Gather every line of the entries that includes the word "saling".

Stored records
☆ ☆ ☆ ☆

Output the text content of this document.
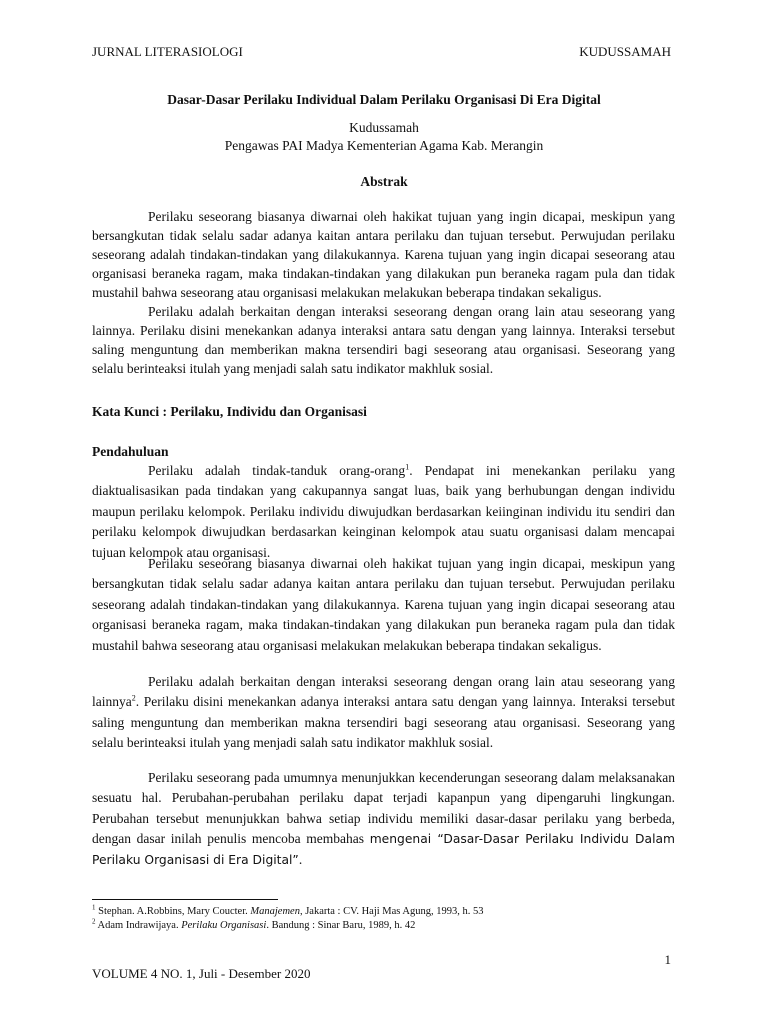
JURNAL LITERASIOLOGI	KUDUSSAMAH
Dasar-Dasar Perilaku Individual Dalam Perilaku Organisasi Di Era Digital
Kudussamah
Pengawas PAI Madya Kementerian Agama Kab. Merangin
Abstrak

Perilaku seseorang biasanya diwarnai oleh hakikat tujuan yang ingin dicapai, meskipun yang bersangkutan tidak selalu sadar adanya kaitan antara perilaku dan tujuan tersebut. Perwujudan perilaku seseorang adalah tindakan-tindakan yang dilakukannya. Karena tujuan yang ingin dicapai seseorang atau organisasi beraneka ragam, maka tindakan-tindakan yang dilakukan pun beraneka ragam pula dan tidak mustahil bahwa seseorang atau organisasi melakukan melakukan beberapa tindakan sekaligus.

Perilaku adalah berkaitan dengan interaksi seseorang dengan orang lain atau seseorang yang lainnya. Perilaku disini menekankan adanya interaksi antara satu dengan yang lainnya. Interaksi tersebut saling menguntung dan memberikan makna tersendiri bagi seseorang atau organisasi. Seseorang yang selalu berinteaksi itulah yang menjadi salah satu indikator makhluk sosial.

Kata Kunci : Perilaku, Individu dan Organisasi
Pendahuluan

Perilaku adalah tindak-tanduk orang-orang$^1$. Pendapat ini menekankan perilaku yang diaktualisasikan pada tindakan yang cakupannya sangat luas, baik yang berhubungan dengan individu maupun perilaku kelompok. Perilaku individu diwujudkan berdasarkan keiinginan individu itu sendiri dan perilaku kelompok diwujudkan berdasarkan keinginan kelompok atau suatu organisasi dalam mencapai tujuan kelompok atau organisasi.

Perilaku seseorang biasanya diwarnai oleh hakikat tujuan yang ingin dicapai, meskipun yang bersangkutan tidak selalu sadar adanya kaitan antara perilaku dan tujuan tersebut. Perwujudan perilaku seseorang adalah tindakan-tindakan yang dilakukannya. Karena tujuan yang ingin dicapai seseorang atau organisasi beraneka ragam, maka tindakan-tindakan yang dilakukan pun beraneka ragam pula dan tidak mustahil bahwa seseorang atau organisasi melakukan melakukan beberapa tindakan sekaligus.

Perilaku adalah berkaitan dengan interaksi seseorang dengan orang lain atau seseorang yang lainnya$^2$. Perilaku disini menekankan adanya interaksi antara satu dengan yang lainnya. Interaksi tersebut saling menguntung dan memberikan makna tersendiri bagi seseorang atau organisasi. Seseorang yang selalu berinteaksi itulah yang menjadi salah satu indikator makhluk sosial.

Perilaku seseorang pada umumnya menunjukkan kecenderungan seseorang dalam melaksanakan sesuatu hal. Perubahan-perubahan perilaku dapat terjadi kapanpun yang dipengaruhi lingkungan. Perubahan tersebut menunjukkan bahwa setiap individu memiliki dasar-dasar perilaku yang berbeda, dengan dasar inilah penulis mencoba membahas mengenai “Dasar-Dasar Perilaku Individu Dalam Perilaku Organisasi di Era Digital”.

$^1$ Stephan. A.Robbins, Mary Coucter. Manajemen, Jakarta : CV. Haji Mas Agung, 1993, h. 53
$^2$ Adam Indrawijaya. Perilaku Organisasi. Bandung : Sinar Baru, 1989, h. 42
1
VOLUME 4 NO. 1, Juli - Desember 2020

☆ ☆ ☆ ☆

> **TASK OUTPUT**
Perilaku adalah berkaitan dengan interaksi seseorang dengan orang lain atau seseorang yang lainnya. Perilaku disini menekankan adanya interaksi antara satu dengan yang lainnya. Interaksi tersebut saling menguntung dan memberikan makna tersendiri bagi seseorang atau organisasi. Seseorang yang selalu berinteaksi itulah yang menjadi salah satu indikator makhluk sosial.
Perilaku adalah berkaitan dengan interaksi seseorang dengan orang lain atau seseorang yang lainnya$^2$. Perilaku disini menekankan adanya interaksi antara satu dengan yang lainnya. Interaksi tersebut saling menguntung dan memberikan makna tersendiri bagi seseorang atau organisasi. Seseorang yang selalu berinteaksi itulah yang menjadi salah satu indikator makhluk sosial.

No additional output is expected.